EXERCISE OBJECTIVE: Of the lines below, count those containing the word "this". Reply with the number alone.

* * * * *

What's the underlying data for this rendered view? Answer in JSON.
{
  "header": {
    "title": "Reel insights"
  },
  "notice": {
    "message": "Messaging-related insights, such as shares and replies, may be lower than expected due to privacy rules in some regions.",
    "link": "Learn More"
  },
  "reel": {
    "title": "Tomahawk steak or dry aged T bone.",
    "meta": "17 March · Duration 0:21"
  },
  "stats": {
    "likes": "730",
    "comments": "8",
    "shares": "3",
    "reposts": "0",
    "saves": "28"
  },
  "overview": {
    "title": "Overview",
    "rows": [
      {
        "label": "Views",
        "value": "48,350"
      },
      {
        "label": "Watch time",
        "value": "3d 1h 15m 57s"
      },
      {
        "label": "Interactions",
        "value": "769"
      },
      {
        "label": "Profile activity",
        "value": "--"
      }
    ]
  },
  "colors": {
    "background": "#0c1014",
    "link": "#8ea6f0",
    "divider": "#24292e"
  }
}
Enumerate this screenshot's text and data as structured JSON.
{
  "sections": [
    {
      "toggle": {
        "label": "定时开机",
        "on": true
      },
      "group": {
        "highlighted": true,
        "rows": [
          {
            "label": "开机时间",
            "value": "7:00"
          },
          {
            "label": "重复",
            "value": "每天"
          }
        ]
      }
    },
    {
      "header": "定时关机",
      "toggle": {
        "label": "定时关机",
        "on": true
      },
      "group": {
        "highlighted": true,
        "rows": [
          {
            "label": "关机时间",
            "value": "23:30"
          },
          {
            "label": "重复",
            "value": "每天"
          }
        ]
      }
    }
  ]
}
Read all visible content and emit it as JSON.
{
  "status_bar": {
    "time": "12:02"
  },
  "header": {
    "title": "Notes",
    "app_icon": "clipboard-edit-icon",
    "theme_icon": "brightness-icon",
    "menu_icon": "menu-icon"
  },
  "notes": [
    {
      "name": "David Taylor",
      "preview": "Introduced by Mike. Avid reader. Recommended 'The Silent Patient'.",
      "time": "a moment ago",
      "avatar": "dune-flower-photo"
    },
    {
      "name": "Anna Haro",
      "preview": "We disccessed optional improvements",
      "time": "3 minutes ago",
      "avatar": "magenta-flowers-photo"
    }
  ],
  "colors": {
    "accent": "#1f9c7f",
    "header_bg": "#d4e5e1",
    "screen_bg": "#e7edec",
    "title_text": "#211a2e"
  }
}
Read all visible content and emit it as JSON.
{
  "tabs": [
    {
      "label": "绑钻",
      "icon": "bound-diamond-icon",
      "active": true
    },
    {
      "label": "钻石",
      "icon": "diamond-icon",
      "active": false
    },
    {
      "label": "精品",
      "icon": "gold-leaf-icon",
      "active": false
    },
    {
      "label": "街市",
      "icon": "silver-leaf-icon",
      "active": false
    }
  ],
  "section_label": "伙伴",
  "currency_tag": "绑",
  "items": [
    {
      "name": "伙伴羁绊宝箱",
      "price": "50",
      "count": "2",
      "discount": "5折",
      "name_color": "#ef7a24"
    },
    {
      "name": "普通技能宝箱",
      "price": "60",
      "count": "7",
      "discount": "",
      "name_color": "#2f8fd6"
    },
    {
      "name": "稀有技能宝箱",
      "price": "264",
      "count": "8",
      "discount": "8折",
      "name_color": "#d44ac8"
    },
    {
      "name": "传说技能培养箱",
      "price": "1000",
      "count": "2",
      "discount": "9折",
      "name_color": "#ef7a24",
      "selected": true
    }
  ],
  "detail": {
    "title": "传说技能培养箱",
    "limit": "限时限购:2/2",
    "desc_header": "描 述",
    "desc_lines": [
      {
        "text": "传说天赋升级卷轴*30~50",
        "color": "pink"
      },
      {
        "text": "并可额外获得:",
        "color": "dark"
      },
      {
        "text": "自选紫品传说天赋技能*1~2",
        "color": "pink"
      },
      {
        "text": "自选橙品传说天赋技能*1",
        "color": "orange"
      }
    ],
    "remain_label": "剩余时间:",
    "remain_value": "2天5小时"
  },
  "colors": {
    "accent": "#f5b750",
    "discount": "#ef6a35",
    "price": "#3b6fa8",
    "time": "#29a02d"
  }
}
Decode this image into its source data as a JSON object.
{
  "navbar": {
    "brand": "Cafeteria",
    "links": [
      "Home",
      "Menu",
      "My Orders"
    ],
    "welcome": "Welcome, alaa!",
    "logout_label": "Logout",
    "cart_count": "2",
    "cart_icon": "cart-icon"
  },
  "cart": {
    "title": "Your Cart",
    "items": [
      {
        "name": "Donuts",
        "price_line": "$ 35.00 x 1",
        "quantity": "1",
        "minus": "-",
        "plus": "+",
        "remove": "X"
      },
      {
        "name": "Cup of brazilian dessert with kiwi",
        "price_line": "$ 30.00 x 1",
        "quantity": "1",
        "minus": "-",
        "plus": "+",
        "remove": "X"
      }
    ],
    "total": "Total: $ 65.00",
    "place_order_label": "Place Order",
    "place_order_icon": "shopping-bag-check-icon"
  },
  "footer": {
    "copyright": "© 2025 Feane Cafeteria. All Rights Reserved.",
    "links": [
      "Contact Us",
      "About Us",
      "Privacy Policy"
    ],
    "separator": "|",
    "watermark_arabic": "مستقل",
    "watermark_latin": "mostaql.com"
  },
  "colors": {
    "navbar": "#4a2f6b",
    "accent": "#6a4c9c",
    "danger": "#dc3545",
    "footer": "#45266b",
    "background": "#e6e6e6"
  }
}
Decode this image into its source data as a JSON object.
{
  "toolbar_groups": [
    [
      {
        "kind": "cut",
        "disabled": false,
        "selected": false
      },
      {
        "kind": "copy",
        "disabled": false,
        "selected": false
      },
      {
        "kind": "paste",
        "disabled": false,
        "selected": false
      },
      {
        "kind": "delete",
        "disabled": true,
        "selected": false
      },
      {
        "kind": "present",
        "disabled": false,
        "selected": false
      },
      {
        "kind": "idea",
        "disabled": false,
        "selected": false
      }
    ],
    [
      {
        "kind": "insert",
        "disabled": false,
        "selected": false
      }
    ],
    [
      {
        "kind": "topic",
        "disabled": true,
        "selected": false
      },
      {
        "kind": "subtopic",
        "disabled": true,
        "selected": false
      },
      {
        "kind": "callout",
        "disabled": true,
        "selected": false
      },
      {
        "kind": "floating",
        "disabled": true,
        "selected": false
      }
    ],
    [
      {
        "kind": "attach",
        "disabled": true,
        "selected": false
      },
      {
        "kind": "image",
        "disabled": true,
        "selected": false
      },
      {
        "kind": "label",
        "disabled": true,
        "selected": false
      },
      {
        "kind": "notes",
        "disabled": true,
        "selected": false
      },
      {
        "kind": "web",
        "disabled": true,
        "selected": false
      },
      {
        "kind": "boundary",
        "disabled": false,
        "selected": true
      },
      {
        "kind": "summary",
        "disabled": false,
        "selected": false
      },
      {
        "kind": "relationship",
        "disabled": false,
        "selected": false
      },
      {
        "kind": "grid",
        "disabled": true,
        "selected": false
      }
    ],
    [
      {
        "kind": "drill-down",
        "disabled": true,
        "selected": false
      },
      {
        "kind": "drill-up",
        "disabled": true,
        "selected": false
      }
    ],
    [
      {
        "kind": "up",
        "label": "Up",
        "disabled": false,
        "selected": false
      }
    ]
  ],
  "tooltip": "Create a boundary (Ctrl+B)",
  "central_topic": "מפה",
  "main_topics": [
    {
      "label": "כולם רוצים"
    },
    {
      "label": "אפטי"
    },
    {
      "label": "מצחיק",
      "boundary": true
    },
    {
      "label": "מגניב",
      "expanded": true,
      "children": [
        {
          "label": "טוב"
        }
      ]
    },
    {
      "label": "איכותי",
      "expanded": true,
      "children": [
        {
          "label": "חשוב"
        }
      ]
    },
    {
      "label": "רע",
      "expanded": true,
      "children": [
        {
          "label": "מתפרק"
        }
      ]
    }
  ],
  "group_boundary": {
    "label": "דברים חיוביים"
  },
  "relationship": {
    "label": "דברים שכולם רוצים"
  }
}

* * * * *

FULL OUTPUT: 4